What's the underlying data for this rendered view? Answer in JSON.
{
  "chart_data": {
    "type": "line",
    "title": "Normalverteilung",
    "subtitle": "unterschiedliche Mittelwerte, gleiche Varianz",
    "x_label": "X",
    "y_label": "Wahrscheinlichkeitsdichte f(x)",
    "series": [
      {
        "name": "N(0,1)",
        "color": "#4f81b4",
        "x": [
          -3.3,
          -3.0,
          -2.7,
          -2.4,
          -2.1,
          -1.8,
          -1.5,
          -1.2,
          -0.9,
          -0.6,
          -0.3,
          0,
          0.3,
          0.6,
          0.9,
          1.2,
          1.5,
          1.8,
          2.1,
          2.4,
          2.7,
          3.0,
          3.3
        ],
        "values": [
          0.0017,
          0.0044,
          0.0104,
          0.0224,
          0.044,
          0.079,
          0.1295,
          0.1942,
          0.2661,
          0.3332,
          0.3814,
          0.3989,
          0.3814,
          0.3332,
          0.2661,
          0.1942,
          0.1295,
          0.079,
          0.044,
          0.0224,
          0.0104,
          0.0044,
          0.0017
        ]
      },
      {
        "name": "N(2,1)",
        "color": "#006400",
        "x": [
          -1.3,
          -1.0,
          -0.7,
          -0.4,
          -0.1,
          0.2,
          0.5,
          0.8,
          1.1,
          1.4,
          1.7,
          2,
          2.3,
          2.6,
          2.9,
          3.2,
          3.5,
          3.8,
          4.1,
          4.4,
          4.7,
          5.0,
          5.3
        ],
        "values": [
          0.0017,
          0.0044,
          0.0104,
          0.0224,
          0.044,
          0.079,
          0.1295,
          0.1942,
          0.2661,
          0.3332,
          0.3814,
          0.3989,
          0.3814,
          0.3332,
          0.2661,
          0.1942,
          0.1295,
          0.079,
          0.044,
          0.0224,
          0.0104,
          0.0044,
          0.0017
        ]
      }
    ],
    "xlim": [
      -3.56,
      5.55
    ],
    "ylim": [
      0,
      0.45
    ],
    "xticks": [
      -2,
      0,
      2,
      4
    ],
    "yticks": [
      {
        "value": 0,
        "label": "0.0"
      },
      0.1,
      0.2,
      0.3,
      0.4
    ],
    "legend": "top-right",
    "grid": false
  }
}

### Challenge
Give the complete listing a second time, exactly as it reads.

### Written solution
What's the underlying data for this rendered view? Answer in JSON.
{
  "chart_data": {
    "type": "line",
    "title": "Normalverteilung",
    "subtitle": "unterschiedliche Mittelwerte, gleiche Varianz",
    "x_label": "X",
    "y_label": "Wahrscheinlichkeitsdichte f(x)",
    "series": [
      {
        "name": "N(0,1)",
        "color": "#4f81b4",
        "x": [
          -3.3,
          -3.0,
          -2.7,
          -2.4,
          -2.1,
          -1.8,
          -1.5,
          -1.2,
          -0.9,
          -0.6,
          -0.3,
          0,
          0.3,
          0.6,
          0.9,
          1.2,
          1.5,
          1.8,
          2.1,
          2.4,
          2.7,
          3.0,
          3.3
        ],
        "values": [
          0.0017,
          0.0044,
          0.0104,
          0.0224,
          0.044,
          0.079,
          0.1295,
          0.1942,
          0.2661,
          0.3332,
          0.3814,
          0.3989,
          0.3814,
          0.3332,
          0.2661,
          0.1942,
          0.1295,
          0.079,
          0.044,
          0.0224,
          0.0104,
          0.0044,
          0.0017
        ]
      },
      {
        "name": "N(2,1)",
        "color": "#006400",
        "x": [
          -1.3,
          -1.0,
          -0.7,
          -0.4,
          -0.1,
          0.2,
          0.5,
          0.8,
          1.1,
          1.4,
          1.7,
          2,
          2.3,
          2.6,
          2.9,
          3.2,
          3.5,
          3.8,
          4.1,
          4.4,
          4.7,
          5.0,
          5.3
        ],
        "values": [
          0.0017,
          0.0044,
          0.0104,
          0.0224,
          0.044,
          0.079,
          0.1295,
          0.1942,
          0.2661,
          0.3332,
          0.3814,
          0.3989,
          0.3814,
          0.3332,
          0.2661,
          0.1942,
          0.1295,
          0.079,
          0.044,
          0.0224,
          0.0104,
          0.0044,
          0.0017
        ]
      }
    ],
    "xlim": [
      -3.56,
      5.55
    ],
    "ylim": [
      0,
      0.45
    ],
    "xticks": [
      -2,
      0,
      2,
      4
    ],
    "yticks": [
      {
        "value": 0,
        "label": "0.0"
      },
      0.1,
      0.2,
      0.3,
      0.4
    ],
    "legend": "top-right",
    "grid": false
  }
}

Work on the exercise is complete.